* THE DATA:
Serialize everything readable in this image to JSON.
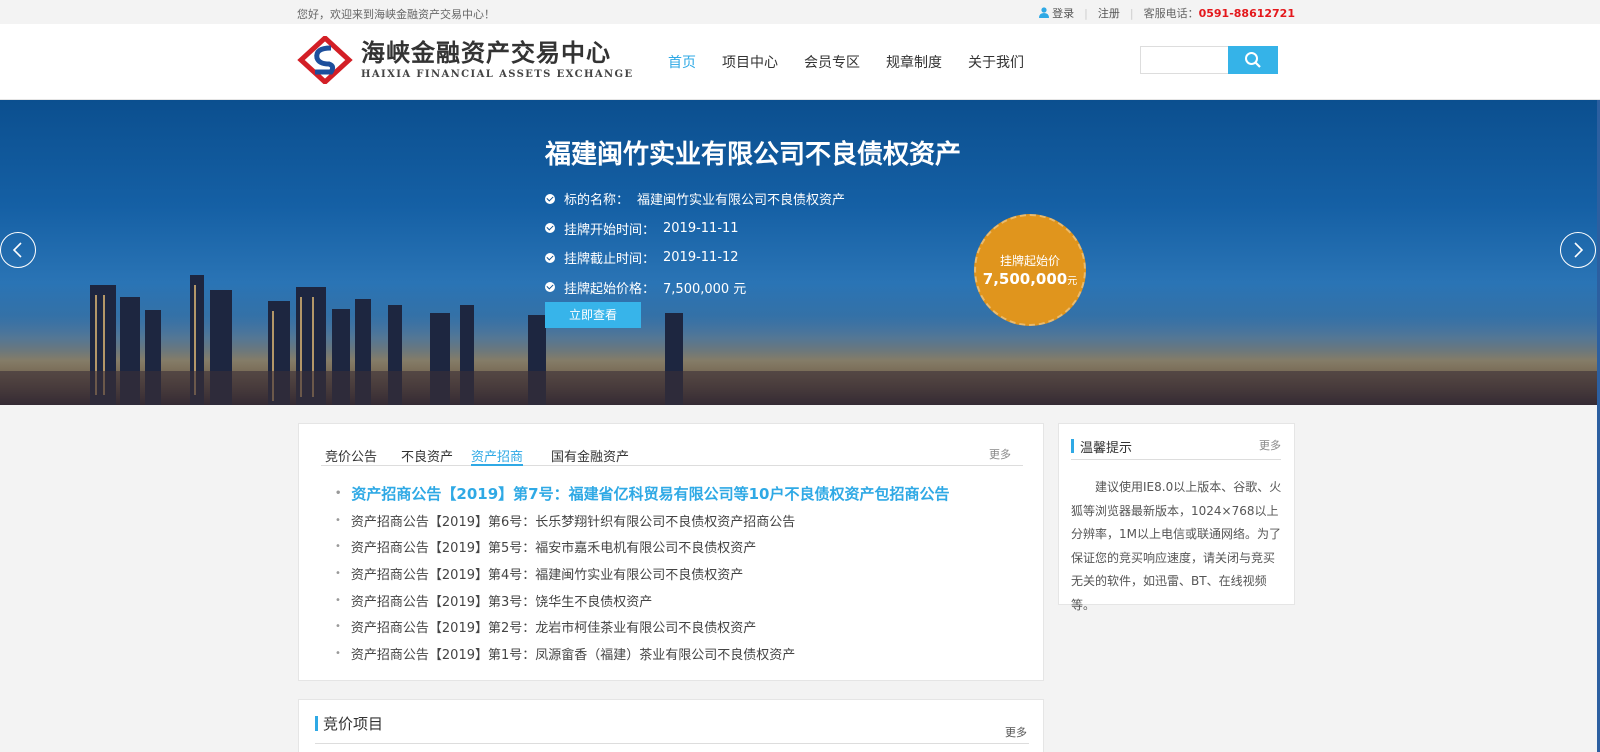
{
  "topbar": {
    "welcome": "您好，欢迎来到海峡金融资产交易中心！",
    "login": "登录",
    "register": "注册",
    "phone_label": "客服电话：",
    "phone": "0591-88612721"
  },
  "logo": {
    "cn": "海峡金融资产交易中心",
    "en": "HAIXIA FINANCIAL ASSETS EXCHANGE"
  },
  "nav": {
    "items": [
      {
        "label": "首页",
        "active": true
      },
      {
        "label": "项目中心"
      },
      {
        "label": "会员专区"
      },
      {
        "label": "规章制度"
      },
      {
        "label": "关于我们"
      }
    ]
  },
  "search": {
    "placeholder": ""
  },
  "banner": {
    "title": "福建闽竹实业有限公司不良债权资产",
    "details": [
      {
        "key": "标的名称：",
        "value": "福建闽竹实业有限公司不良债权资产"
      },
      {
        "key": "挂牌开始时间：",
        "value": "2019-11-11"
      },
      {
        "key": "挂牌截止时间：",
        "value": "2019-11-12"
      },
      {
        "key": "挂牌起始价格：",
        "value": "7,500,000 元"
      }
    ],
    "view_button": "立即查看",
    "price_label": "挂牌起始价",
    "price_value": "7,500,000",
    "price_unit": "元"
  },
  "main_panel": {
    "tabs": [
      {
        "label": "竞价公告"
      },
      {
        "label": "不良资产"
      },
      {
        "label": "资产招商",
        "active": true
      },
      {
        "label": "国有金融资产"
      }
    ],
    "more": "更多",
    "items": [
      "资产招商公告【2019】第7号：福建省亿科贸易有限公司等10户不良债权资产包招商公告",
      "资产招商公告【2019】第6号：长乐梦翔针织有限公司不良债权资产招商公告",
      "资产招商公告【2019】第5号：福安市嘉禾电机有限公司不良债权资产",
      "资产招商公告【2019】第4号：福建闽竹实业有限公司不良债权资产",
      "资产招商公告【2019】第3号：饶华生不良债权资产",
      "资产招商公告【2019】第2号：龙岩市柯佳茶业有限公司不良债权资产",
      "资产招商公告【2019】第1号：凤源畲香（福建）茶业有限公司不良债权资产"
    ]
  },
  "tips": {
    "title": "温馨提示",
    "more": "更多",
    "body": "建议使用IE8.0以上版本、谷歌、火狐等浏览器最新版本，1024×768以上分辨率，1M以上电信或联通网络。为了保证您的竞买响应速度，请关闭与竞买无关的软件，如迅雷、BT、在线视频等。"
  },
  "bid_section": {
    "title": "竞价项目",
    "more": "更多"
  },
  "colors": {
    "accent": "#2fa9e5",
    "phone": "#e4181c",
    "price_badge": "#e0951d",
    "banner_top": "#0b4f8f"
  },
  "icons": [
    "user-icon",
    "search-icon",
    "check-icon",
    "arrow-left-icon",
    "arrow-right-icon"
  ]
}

--

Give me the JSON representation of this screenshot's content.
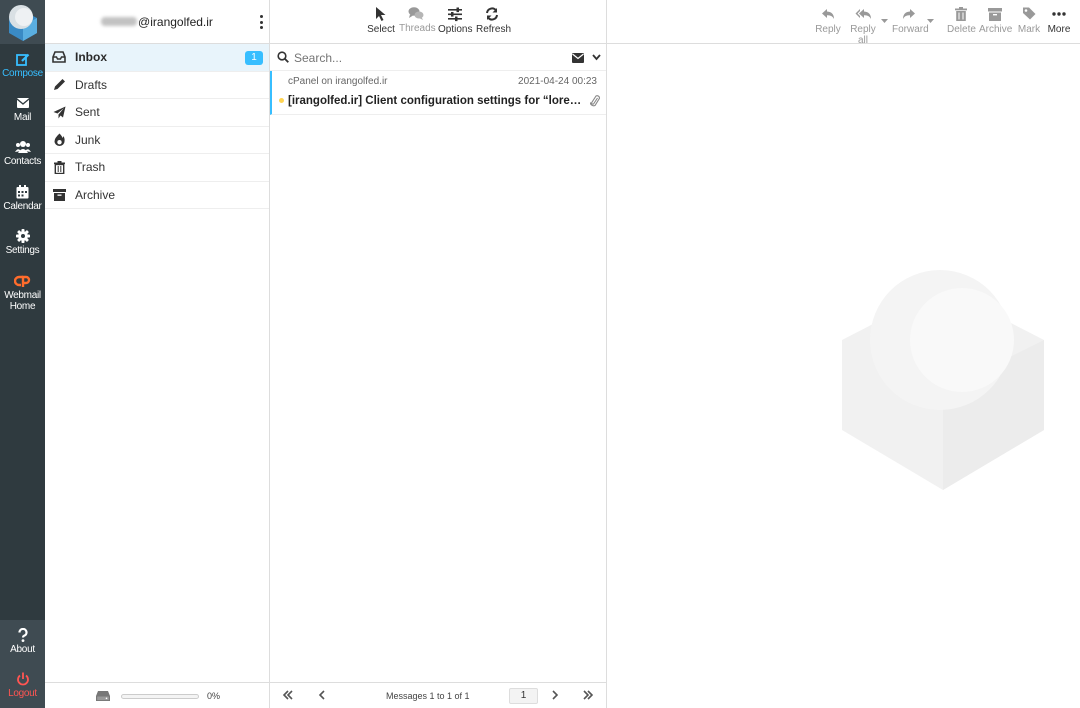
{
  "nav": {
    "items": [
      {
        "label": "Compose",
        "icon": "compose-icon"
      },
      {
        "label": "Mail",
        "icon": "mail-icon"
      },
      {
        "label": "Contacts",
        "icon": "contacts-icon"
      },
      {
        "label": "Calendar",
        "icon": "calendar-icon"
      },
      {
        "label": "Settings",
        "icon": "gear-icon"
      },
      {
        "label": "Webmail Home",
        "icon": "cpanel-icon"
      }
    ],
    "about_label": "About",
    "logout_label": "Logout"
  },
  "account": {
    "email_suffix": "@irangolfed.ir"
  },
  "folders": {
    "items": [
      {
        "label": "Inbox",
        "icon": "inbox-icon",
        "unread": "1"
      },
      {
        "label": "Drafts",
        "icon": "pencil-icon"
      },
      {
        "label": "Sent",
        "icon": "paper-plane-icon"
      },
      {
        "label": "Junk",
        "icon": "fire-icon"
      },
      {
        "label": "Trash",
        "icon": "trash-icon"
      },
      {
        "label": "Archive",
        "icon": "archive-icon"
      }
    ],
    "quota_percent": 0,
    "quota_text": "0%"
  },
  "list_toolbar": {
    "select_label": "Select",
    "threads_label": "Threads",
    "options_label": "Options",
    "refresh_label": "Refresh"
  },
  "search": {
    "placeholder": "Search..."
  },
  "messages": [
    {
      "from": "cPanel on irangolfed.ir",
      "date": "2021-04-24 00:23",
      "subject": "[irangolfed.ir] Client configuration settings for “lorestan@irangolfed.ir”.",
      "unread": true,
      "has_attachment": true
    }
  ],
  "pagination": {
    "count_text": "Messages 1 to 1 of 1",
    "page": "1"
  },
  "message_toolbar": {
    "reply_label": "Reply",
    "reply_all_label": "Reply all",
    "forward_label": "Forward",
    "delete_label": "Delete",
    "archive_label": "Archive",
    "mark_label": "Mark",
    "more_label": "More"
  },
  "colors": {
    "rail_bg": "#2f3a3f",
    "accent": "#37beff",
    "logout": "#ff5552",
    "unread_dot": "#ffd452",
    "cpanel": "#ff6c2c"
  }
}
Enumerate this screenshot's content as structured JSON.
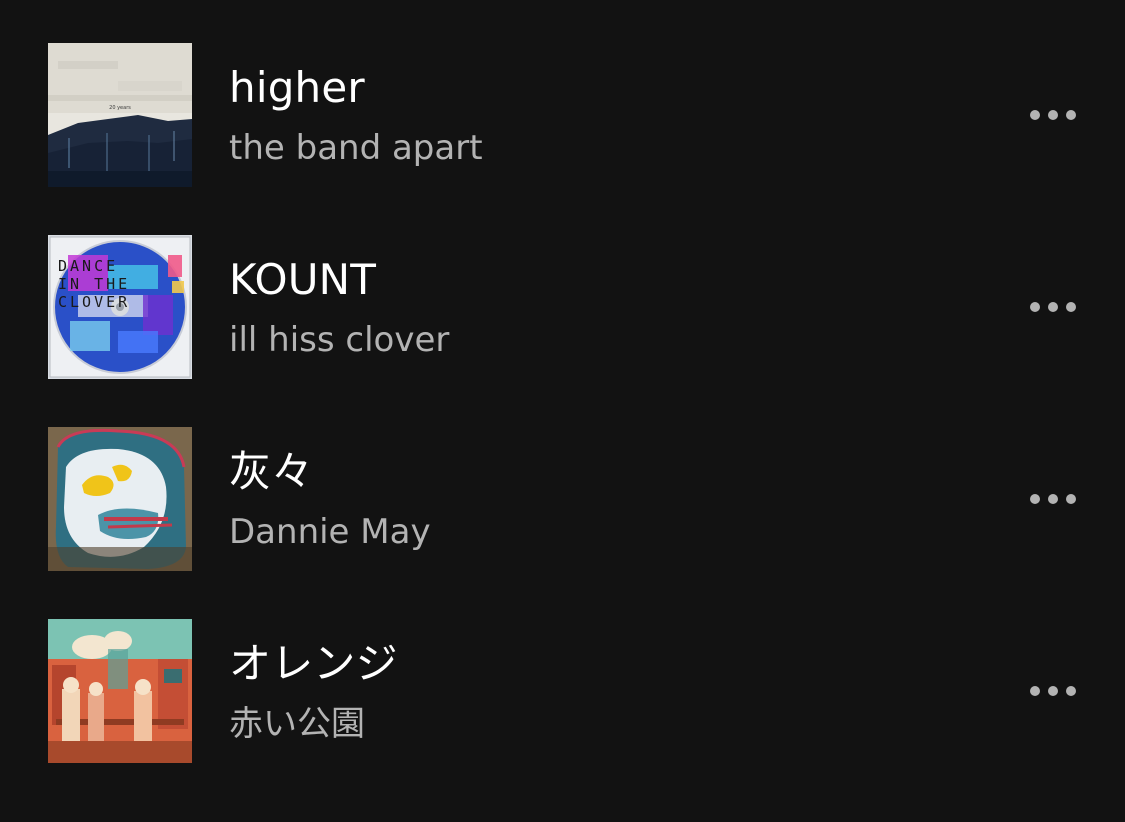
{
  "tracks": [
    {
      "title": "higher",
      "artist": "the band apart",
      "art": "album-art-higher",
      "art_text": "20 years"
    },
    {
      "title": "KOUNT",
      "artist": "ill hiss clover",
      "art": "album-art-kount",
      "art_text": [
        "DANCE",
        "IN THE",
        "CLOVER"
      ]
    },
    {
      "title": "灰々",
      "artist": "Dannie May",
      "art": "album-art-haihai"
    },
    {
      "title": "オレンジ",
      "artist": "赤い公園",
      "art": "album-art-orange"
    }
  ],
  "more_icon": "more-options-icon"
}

* WHAT THE EXERCISE ASKS: Scan the records above and report how many lines include the word "资产招商公告", without any other text.

* COMPLETE OUTPUT: 7